**Problem to work on:** Review the listing and copy each line that holds the word "screenshot".

(Extracts from a graphics dataset)
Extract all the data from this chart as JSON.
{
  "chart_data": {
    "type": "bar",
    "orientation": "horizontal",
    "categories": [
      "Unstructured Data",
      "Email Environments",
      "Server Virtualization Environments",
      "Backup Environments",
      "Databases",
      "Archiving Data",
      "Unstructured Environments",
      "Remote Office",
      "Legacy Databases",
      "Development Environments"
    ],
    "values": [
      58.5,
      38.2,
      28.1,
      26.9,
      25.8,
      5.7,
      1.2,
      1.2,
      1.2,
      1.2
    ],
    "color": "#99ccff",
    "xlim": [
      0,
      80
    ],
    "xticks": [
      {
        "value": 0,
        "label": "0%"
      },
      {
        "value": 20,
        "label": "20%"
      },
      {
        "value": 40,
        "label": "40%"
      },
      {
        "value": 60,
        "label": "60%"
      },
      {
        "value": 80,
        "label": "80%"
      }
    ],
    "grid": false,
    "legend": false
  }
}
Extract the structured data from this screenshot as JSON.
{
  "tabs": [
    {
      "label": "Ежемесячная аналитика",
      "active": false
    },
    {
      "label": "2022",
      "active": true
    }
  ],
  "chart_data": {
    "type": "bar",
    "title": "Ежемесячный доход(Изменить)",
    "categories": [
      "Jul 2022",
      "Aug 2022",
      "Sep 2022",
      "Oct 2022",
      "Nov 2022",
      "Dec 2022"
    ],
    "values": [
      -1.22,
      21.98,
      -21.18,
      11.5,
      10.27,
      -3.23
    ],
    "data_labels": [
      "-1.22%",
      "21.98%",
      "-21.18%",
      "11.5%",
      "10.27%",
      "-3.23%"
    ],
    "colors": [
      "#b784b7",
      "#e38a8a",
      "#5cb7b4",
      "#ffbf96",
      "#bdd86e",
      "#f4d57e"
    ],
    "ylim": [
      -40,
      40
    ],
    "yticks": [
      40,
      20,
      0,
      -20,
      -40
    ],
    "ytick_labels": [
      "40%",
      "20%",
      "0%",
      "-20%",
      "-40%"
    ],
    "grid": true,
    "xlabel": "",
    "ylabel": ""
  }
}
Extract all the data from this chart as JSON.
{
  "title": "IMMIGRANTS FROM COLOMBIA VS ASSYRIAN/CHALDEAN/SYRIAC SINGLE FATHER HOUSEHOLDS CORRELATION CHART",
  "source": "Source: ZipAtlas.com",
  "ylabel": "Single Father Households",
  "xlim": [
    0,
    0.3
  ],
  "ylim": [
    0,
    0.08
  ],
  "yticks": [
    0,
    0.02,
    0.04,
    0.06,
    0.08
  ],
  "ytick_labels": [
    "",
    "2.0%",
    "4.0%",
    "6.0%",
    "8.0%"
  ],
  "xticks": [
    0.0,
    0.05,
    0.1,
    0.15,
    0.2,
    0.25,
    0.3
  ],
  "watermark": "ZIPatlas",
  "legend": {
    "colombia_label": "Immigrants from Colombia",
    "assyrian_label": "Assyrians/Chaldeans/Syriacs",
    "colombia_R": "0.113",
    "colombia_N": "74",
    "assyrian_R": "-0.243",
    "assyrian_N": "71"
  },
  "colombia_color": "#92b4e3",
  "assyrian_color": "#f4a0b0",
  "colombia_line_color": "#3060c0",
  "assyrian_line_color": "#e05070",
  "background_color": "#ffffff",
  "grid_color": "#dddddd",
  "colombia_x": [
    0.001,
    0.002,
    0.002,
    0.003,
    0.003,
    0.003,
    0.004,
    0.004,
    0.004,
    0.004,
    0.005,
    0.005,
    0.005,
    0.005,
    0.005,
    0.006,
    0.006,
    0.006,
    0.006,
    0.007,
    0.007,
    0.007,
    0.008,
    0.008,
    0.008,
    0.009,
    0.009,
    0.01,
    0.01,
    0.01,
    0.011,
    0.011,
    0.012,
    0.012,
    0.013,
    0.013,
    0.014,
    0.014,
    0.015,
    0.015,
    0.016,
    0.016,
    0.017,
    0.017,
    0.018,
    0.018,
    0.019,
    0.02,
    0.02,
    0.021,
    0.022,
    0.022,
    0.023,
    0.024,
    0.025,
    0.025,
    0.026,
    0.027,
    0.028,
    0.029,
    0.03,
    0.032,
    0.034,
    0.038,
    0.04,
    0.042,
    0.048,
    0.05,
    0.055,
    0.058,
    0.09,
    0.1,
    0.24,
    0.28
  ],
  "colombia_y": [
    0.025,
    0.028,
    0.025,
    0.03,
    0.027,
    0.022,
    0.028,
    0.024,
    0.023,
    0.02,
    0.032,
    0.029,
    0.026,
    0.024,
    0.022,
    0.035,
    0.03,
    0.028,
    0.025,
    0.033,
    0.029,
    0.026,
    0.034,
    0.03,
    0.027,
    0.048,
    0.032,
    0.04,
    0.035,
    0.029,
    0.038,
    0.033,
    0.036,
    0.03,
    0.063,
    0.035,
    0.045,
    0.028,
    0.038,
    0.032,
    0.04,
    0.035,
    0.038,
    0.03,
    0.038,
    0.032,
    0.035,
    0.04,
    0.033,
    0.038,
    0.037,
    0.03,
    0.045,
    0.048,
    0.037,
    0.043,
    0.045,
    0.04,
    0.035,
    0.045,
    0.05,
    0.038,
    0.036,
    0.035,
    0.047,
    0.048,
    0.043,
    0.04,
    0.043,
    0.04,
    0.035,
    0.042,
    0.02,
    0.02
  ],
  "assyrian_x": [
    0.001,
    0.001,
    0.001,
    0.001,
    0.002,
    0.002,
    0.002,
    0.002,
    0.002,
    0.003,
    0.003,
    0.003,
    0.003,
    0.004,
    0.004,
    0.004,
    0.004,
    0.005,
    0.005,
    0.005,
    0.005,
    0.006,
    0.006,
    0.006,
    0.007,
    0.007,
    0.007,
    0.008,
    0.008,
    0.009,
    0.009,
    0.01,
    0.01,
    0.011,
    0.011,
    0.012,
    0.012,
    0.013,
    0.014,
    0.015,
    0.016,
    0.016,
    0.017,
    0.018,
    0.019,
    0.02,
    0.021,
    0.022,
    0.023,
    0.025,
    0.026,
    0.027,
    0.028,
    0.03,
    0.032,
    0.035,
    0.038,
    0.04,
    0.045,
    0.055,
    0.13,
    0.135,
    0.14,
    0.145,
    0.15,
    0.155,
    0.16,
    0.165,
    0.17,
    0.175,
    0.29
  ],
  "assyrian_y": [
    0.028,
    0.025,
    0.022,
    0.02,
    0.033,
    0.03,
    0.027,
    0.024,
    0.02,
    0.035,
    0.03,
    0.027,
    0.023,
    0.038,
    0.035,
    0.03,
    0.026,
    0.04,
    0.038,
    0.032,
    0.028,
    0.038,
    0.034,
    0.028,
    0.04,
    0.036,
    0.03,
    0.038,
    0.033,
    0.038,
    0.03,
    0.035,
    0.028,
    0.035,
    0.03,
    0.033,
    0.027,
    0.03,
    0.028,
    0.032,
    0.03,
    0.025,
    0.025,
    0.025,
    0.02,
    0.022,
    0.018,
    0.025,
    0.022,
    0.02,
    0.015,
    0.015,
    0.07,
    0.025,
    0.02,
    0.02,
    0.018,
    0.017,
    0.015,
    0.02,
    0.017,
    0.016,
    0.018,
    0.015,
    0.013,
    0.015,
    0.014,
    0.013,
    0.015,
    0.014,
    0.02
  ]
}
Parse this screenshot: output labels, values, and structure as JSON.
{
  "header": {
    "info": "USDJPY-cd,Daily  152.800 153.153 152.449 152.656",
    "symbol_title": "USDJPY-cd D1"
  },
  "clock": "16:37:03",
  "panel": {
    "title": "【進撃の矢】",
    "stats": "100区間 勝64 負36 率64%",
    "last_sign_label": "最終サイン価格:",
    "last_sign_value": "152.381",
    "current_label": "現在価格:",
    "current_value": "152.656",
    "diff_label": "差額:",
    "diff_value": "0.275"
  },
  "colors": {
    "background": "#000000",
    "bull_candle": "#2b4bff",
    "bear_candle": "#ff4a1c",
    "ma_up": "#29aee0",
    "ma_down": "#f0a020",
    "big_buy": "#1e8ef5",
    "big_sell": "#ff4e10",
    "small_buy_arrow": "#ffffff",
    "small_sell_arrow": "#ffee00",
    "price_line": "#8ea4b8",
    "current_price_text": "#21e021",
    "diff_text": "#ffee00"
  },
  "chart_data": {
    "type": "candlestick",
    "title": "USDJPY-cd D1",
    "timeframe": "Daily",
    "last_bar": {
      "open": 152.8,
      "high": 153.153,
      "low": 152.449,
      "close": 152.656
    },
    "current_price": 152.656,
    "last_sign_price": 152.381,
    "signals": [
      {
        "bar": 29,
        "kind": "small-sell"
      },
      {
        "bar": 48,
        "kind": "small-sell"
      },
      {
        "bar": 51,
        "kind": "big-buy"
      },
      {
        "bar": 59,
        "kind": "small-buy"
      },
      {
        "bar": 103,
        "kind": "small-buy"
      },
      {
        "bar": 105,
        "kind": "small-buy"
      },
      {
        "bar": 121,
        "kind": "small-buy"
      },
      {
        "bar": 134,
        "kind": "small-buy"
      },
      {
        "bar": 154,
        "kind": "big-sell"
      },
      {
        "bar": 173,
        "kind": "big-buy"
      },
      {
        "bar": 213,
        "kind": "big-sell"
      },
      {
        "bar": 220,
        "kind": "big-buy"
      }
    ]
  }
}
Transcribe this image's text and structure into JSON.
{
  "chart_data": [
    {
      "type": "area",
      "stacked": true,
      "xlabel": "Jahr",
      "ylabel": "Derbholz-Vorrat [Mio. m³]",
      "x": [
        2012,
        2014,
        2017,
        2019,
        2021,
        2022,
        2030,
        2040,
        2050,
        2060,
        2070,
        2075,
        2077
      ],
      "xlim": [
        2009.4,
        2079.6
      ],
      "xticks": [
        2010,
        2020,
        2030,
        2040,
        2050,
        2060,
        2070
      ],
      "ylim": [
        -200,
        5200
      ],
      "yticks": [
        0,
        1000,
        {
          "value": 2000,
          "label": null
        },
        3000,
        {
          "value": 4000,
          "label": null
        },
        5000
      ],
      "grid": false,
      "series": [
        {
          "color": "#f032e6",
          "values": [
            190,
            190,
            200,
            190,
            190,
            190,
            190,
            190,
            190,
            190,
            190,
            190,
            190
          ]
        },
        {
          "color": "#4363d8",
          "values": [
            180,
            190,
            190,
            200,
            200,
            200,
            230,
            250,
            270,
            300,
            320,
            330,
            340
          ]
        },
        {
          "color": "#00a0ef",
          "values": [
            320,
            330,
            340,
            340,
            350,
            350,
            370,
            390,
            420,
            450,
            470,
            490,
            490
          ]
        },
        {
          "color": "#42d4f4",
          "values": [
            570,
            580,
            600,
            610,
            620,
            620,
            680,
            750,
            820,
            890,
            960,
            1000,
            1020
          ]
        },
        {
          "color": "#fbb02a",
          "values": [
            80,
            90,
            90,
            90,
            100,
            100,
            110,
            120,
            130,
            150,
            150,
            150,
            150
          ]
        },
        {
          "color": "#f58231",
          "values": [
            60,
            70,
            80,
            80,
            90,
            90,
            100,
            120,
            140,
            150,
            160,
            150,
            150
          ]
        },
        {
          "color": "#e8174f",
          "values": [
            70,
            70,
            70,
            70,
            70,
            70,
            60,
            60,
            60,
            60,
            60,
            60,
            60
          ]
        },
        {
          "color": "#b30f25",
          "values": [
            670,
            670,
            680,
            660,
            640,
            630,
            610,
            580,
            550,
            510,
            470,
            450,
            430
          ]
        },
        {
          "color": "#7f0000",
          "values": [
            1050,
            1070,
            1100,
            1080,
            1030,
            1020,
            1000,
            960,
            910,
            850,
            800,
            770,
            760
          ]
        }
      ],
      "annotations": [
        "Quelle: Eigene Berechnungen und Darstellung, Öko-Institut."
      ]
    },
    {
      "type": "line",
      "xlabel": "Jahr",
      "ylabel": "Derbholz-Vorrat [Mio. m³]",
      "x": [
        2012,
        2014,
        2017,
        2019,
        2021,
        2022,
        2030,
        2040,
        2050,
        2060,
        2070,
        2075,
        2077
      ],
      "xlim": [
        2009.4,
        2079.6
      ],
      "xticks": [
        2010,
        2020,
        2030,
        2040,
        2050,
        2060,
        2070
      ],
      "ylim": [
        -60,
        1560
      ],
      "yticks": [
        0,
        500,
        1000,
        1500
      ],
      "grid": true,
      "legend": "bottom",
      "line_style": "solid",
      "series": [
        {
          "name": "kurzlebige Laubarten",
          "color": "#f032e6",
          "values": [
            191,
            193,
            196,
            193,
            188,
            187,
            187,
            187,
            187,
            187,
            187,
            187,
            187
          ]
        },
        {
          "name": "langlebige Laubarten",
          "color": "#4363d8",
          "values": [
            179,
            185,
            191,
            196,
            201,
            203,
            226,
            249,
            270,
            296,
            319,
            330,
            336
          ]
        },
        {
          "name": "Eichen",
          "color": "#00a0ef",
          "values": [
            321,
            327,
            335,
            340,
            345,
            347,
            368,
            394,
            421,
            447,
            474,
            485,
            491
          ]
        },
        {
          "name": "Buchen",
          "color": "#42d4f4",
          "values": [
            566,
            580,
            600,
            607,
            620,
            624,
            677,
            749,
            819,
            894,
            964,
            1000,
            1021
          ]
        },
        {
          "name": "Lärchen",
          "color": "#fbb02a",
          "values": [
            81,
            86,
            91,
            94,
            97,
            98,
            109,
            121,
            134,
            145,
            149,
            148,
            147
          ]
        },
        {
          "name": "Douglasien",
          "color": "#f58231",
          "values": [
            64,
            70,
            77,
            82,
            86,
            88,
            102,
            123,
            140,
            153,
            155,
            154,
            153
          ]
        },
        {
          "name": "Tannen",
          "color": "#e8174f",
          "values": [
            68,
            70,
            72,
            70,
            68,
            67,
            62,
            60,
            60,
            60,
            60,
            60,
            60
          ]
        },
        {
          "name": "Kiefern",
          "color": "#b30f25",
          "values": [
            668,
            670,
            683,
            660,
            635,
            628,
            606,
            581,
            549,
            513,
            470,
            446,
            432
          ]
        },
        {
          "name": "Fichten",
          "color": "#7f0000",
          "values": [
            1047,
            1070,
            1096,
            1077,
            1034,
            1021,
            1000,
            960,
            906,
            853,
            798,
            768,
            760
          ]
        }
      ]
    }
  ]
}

**Task response:**
Extract the structured data from this screenshot as JSON.
Parse this screenshot: output labels, values, and structure as JSON.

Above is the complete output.